Records from a dataset
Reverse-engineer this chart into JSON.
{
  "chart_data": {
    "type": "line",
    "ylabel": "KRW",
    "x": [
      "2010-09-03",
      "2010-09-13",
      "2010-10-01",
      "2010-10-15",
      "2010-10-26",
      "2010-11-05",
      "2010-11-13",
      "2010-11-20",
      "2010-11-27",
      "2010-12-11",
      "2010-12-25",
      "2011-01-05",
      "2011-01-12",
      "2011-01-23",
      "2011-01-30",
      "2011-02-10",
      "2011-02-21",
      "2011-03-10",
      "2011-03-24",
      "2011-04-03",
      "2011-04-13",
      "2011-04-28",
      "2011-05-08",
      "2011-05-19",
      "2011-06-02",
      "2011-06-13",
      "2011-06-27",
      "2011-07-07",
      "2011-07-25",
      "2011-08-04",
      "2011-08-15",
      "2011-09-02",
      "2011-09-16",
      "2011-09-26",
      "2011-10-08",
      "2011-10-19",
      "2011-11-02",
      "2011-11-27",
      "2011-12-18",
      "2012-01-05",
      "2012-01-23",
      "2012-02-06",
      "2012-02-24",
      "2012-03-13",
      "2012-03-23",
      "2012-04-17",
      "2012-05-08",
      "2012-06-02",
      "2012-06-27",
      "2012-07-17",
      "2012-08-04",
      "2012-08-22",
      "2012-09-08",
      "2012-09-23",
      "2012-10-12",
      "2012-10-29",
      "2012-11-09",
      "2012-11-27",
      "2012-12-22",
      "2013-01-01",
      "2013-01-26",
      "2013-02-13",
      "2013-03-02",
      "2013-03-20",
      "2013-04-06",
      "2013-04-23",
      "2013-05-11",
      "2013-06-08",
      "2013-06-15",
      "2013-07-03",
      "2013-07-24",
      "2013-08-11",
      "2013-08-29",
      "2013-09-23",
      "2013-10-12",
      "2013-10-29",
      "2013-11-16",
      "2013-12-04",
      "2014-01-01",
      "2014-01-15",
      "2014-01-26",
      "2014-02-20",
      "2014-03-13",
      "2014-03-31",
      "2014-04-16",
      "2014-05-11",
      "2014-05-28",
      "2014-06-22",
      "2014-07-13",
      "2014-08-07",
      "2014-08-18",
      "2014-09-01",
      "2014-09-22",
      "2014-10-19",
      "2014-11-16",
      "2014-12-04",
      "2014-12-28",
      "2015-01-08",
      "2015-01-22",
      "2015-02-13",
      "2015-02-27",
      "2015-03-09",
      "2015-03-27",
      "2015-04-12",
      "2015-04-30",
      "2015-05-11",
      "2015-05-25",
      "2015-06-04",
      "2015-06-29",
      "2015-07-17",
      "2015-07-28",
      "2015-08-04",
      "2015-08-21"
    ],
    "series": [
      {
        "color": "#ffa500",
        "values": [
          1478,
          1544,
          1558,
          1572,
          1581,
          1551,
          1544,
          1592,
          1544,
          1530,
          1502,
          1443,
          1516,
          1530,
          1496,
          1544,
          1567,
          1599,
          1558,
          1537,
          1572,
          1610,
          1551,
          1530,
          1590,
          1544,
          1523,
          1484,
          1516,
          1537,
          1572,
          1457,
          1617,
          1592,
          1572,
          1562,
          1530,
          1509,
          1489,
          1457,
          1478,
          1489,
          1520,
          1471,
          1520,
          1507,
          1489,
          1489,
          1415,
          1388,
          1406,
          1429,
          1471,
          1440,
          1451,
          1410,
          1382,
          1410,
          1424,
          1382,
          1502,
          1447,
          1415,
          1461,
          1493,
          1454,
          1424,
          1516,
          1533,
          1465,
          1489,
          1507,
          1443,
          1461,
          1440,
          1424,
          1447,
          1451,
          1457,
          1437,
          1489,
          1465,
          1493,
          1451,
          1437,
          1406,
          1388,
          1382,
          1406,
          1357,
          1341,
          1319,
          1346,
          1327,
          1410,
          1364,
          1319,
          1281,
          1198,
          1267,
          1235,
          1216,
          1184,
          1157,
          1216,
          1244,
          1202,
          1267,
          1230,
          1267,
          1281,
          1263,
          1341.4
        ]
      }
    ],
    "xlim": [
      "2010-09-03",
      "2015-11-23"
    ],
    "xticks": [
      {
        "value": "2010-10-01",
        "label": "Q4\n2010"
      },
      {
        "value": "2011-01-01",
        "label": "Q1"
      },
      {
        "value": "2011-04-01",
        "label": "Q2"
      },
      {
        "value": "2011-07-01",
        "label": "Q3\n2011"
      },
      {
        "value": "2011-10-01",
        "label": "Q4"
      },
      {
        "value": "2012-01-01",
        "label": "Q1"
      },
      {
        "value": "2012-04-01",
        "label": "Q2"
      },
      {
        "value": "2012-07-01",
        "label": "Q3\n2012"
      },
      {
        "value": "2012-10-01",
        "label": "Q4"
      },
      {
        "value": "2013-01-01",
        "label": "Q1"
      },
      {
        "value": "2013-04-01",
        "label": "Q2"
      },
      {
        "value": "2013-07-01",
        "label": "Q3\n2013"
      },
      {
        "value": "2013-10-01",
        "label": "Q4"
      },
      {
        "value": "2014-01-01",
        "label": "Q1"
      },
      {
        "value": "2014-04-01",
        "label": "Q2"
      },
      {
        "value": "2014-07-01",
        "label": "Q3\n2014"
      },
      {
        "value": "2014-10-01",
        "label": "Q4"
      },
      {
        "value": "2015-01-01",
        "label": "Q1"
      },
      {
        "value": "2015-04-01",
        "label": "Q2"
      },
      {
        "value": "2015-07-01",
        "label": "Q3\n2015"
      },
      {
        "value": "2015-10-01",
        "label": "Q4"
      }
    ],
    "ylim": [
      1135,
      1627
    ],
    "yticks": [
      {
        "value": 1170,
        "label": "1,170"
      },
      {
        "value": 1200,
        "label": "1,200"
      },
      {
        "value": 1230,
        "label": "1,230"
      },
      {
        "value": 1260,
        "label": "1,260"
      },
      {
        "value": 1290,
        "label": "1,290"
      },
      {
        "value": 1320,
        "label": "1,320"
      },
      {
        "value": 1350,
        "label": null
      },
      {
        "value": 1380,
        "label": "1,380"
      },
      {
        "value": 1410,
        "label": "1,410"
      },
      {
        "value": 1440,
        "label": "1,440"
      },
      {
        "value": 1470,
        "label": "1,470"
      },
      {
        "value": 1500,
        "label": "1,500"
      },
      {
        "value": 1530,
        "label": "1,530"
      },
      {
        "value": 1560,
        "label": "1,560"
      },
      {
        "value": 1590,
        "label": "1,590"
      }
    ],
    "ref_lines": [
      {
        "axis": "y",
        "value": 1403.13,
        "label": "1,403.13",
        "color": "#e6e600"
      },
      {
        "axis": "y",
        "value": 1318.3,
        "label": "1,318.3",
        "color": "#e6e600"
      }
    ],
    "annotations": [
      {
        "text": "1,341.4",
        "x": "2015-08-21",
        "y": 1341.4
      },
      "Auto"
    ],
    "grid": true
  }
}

▶ **Exercise brief**
Emit the records above again, exactly, with no line skipped.

▶ **Answer below**
Reverse-engineer this chart into JSON.
{
  "chart_data": {
    "type": "line",
    "ylabel": "KRW",
    "x": [
      "2010-09-03",
      "2010-09-13",
      "2010-10-01",
      "2010-10-15",
      "2010-10-26",
      "2010-11-05",
      "2010-11-13",
      "2010-11-20",
      "2010-11-27",
      "2010-12-11",
      "2010-12-25",
      "2011-01-05",
      "2011-01-12",
      "2011-01-23",
      "2011-01-30",
      "2011-02-10",
      "2011-02-21",
      "2011-03-10",
      "2011-03-24",
      "2011-04-03",
      "2011-04-13",
      "2011-04-28",
      "2011-05-08",
      "2011-05-19",
      "2011-06-02",
      "2011-06-13",
      "2011-06-27",
      "2011-07-07",
      "2011-07-25",
      "2011-08-04",
      "2011-08-15",
      "2011-09-02",
      "2011-09-16",
      "2011-09-26",
      "2011-10-08",
      "2011-10-19",
      "2011-11-02",
      "2011-11-27",
      "2011-12-18",
      "2012-01-05",
      "2012-01-23",
      "2012-02-06",
      "2012-02-24",
      "2012-03-13",
      "2012-03-23",
      "2012-04-17",
      "2012-05-08",
      "2012-06-02",
      "2012-06-27",
      "2012-07-17",
      "2012-08-04",
      "2012-08-22",
      "2012-09-08",
      "2012-09-23",
      "2012-10-12",
      "2012-10-29",
      "2012-11-09",
      "2012-11-27",
      "2012-12-22",
      "2013-01-01",
      "2013-01-26",
      "2013-02-13",
      "2013-03-02",
      "2013-03-20",
      "2013-04-06",
      "2013-04-23",
      "2013-05-11",
      "2013-06-08",
      "2013-06-15",
      "2013-07-03",
      "2013-07-24",
      "2013-08-11",
      "2013-08-29",
      "2013-09-23",
      "2013-10-12",
      "2013-10-29",
      "2013-11-16",
      "2013-12-04",
      "2014-01-01",
      "2014-01-15",
      "2014-01-26",
      "2014-02-20",
      "2014-03-13",
      "2014-03-31",
      "2014-04-16",
      "2014-05-11",
      "2014-05-28",
      "2014-06-22",
      "2014-07-13",
      "2014-08-07",
      "2014-08-18",
      "2014-09-01",
      "2014-09-22",
      "2014-10-19",
      "2014-11-16",
      "2014-12-04",
      "2014-12-28",
      "2015-01-08",
      "2015-01-22",
      "2015-02-13",
      "2015-02-27",
      "2015-03-09",
      "2015-03-27",
      "2015-04-12",
      "2015-04-30",
      "2015-05-11",
      "2015-05-25",
      "2015-06-04",
      "2015-06-29",
      "2015-07-17",
      "2015-07-28",
      "2015-08-04",
      "2015-08-21"
    ],
    "series": [
      {
        "color": "#ffa500",
        "values": [
          1478,
          1544,
          1558,
          1572,
          1581,
          1551,
          1544,
          1592,
          1544,
          1530,
          1502,
          1443,
          1516,
          1530,
          1496,
          1544,
          1567,
          1599,
          1558,
          1537,
          1572,
          1610,
          1551,
          1530,
          1590,
          1544,
          1523,
          1484,
          1516,
          1537,
          1572,
          1457,
          1617,
          1592,
          1572,
          1562,
          1530,
          1509,
          1489,
          1457,
          1478,
          1489,
          1520,
          1471,
          1520,
          1507,
          1489,
          1489,
          1415,
          1388,
          1406,
          1429,
          1471,
          1440,
          1451,
          1410,
          1382,
          1410,
          1424,
          1382,
          1502,
          1447,
          1415,
          1461,
          1493,
          1454,
          1424,
          1516,
          1533,
          1465,
          1489,
          1507,
          1443,
          1461,
          1440,
          1424,
          1447,
          1451,
          1457,
          1437,
          1489,
          1465,
          1493,
          1451,
          1437,
          1406,
          1388,
          1382,
          1406,
          1357,
          1341,
          1319,
          1346,
          1327,
          1410,
          1364,
          1319,
          1281,
          1198,
          1267,
          1235,
          1216,
          1184,
          1157,
          1216,
          1244,
          1202,
          1267,
          1230,
          1267,
          1281,
          1263,
          1341.4
        ]
      }
    ],
    "xlim": [
      "2010-09-03",
      "2015-11-23"
    ],
    "xticks": [
      {
        "value": "2010-10-01",
        "label": "Q4\n2010"
      },
      {
        "value": "2011-01-01",
        "label": "Q1"
      },
      {
        "value": "2011-04-01",
        "label": "Q2"
      },
      {
        "value": "2011-07-01",
        "label": "Q3\n2011"
      },
      {
        "value": "2011-10-01",
        "label": "Q4"
      },
      {
        "value": "2012-01-01",
        "label": "Q1"
      },
      {
        "value": "2012-04-01",
        "label": "Q2"
      },
      {
        "value": "2012-07-01",
        "label": "Q3\n2012"
      },
      {
        "value": "2012-10-01",
        "label": "Q4"
      },
      {
        "value": "2013-01-01",
        "label": "Q1"
      },
      {
        "value": "2013-04-01",
        "label": "Q2"
      },
      {
        "value": "2013-07-01",
        "label": "Q3\n2013"
      },
      {
        "value": "2013-10-01",
        "label": "Q4"
      },
      {
        "value": "2014-01-01",
        "label": "Q1"
      },
      {
        "value": "2014-04-01",
        "label": "Q2"
      },
      {
        "value": "2014-07-01",
        "label": "Q3\n2014"
      },
      {
        "value": "2014-10-01",
        "label": "Q4"
      },
      {
        "value": "2015-01-01",
        "label": "Q1"
      },
      {
        "value": "2015-04-01",
        "label": "Q2"
      },
      {
        "value": "2015-07-01",
        "label": "Q3\n2015"
      },
      {
        "value": "2015-10-01",
        "label": "Q4"
      }
    ],
    "ylim": [
      1135,
      1627
    ],
    "yticks": [
      {
        "value": 1170,
        "label": "1,170"
      },
      {
        "value": 1200,
        "label": "1,200"
      },
      {
        "value": 1230,
        "label": "1,230"
      },
      {
        "value": 1260,
        "label": "1,260"
      },
      {
        "value": 1290,
        "label": "1,290"
      },
      {
        "value": 1320,
        "label": "1,320"
      },
      {
        "value": 1350,
        "label": null
      },
      {
        "value": 1380,
        "label": "1,380"
      },
      {
        "value": 1410,
        "label": "1,410"
      },
      {
        "value": 1440,
        "label": "1,440"
      },
      {
        "value": 1470,
        "label": "1,470"
      },
      {
        "value": 1500,
        "label": "1,500"
      },
      {
        "value": 1530,
        "label": "1,530"
      },
      {
        "value": 1560,
        "label": "1,560"
      },
      {
        "value": 1590,
        "label": "1,590"
      }
    ],
    "ref_lines": [
      {
        "axis": "y",
        "value": 1403.13,
        "label": "1,403.13",
        "color": "#e6e600"
      },
      {
        "axis": "y",
        "value": 1318.3,
        "label": "1,318.3",
        "color": "#e6e600"
      }
    ],
    "annotations": [
      {
        "text": "1,341.4",
        "x": "2015-08-21",
        "y": 1341.4
      },
      "Auto"
    ],
    "grid": true
  }
}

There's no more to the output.